### What is asked
Type out the data exactly as given. Skip any image.

### Stored records

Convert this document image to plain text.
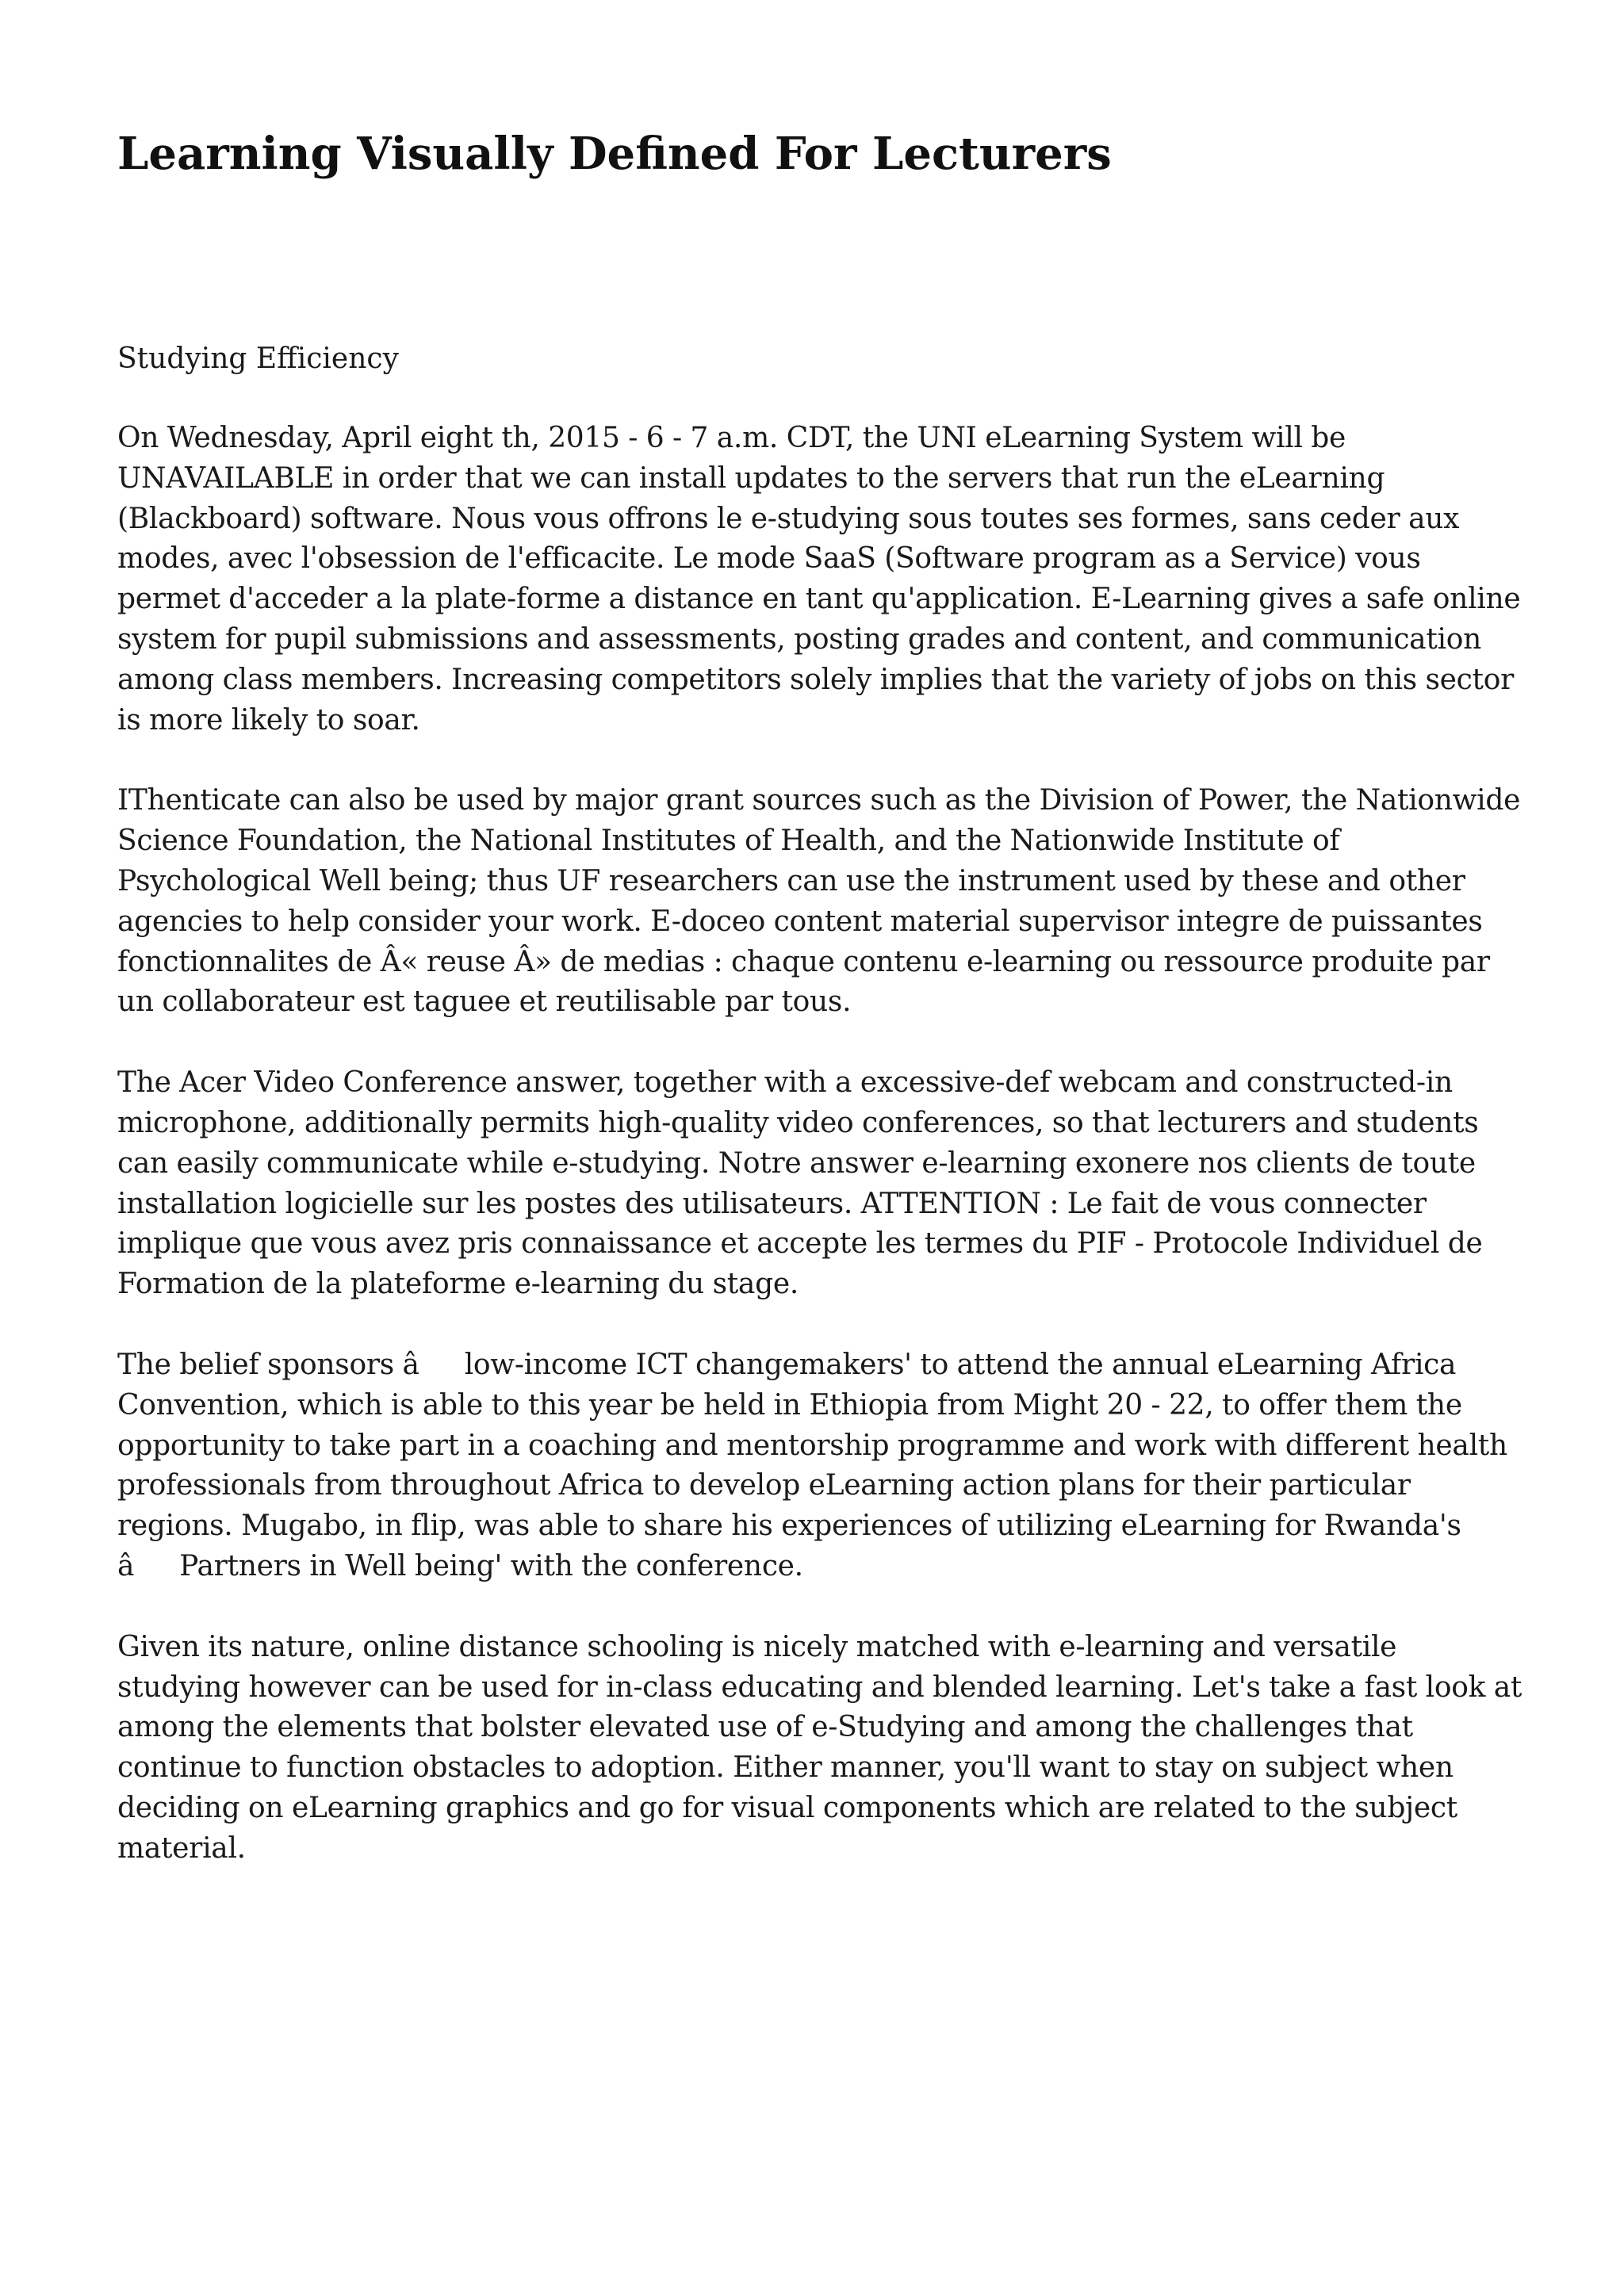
Learning Visually Defined For Lecturers
Studying Efficiency

On Wednesday, April eight th, 2015 - 6 - 7 a.m. CDT, the UNI eLearning System will be UNAVAILABLE in order that we can install updates to the servers that run the eLearning (Blackboard) software. Nous vous offrons le e-studying sous toutes ses formes, sans ceder aux modes, avec l'obsession de l'efficacite. Le mode SaaS (Software program as a Service) vous permet d'acceder a la plate-forme a distance en tant qu'application. E-Learning gives a safe online system for pupil submissions and assessments, posting grades and content, and communication among class members. Increasing competitors solely implies that the variety of jobs on this sector is more likely to soar.

IThenticate can also be used by major grant sources such as the Division of Power, the Nationwide Science Foundation, the National Institutes of Health, and the Nationwide Institute of Psychological Well being; thus UF researchers can use the instrument used by these and other agencies to help consider your work. E-doceo content material supervisor integre de puissantes fonctionnalites de Â« reuse Â» de medias : chaque contenu e-learning ou ressource produite par un collaborateur est taguee et reutilisable par tous.

The Acer Video Conference answer, together with a excessive-def webcam and constructed-in microphone, additionally permits high-quality video conferences, so that lecturers and students can easily communicate while e-studying. Notre answer e-learning exonere nos clients de toute installation logicielle sur les postes des utilisateurs. ATTENTION : Le fait de vous connecter implique que vous avez pris connaissance et accepte les termes du PIF - Protocole Individuel de Formation de la plateforme e-learning du stage.

The belief sponsors âlow-income ICT changemakers' to attend the annual eLearning Africa Convention, which is able to this year be held in Ethiopia from Might 20 - 22, to offer them the opportunity to take part in a coaching and mentorship programme and work with different health professionals from throughout Africa to develop eLearning action plans for their particular regions. Mugabo, in flip, was able to share his experiences of utilizing eLearning for Rwanda's âPartners in Well being' with the conference.

Given its nature, online distance schooling is nicely matched with e-learning and versatile studying however can be used for in-class educating and blended learning. Let's take a fast look at among the elements that bolster elevated use of e-Studying and among the challenges that continue to function obstacles to adoption. Either manner, you'll want to stay on subject when deciding on eLearning graphics and go for visual components which are related to the subject material.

### Response to this task
Convert this document image to plain text.
Learning Visually Defined For Lecturers
Studying Efficiency

On Wednesday, April eight th, 2015 - 6 - 7 a.m. CDT, the UNI eLearning System will be UNAVAILABLE in order that we can install updates to the servers that run the eLearning (Blackboard) software. Nous vous offrons le e-studying sous toutes ses formes, sans ceder aux modes, avec l'obsession de l'efficacite. Le mode SaaS (Software program as a Service) vous permet d'acceder a la plate-forme a distance en tant qu'application. E-Learning gives a safe online system for pupil submissions and assessments, posting grades and content, and communication among class members. Increasing competitors solely implies that the variety of jobs on this sector is more likely to soar.

IThenticate can also be used by major grant sources such as the Division of Power, the Nationwide Science Foundation, the National Institutes of Health, and the Nationwide Institute of Psychological Well being; thus UF researchers can use the instrument used by these and other agencies to help consider your work. E-doceo content material supervisor integre de puissantes fonctionnalites de Â« reuse Â» de medias : chaque contenu e-learning ou ressource produite par un collaborateur est taguee et reutilisable par tous.

The Acer Video Conference answer, together with a excessive-def webcam and constructed-in microphone, additionally permits high-quality video conferences, so that lecturers and students can easily communicate while e-studying. Notre answer e-learning exonere nos clients de toute installation logicielle sur les postes des utilisateurs. ATTENTION : Le fait de vous connecter implique que vous avez pris connaissance et accepte les termes du PIF - Protocole Individuel de Formation de la plateforme e-learning du stage.

The belief sponsors âlow-income ICT changemakers' to attend the annual eLearning Africa Convention, which is able to this year be held in Ethiopia from Might 20 - 22, to offer them the opportunity to take part in a coaching and mentorship programme and work with different health professionals from throughout Africa to develop eLearning action plans for their particular regions. Mugabo, in flip, was able to share his experiences of utilizing eLearning for Rwanda's âPartners in Well being' with the conference.

Given its nature, online distance schooling is nicely matched with e-learning and versatile studying however can be used for in-class educating and blended learning. Let's take a fast look at among the elements that bolster elevated use of e-Studying and among the challenges that continue to function obstacles to adoption. Either manner, you'll want to stay on subject when deciding on eLearning graphics and go for visual components which are related to the subject material.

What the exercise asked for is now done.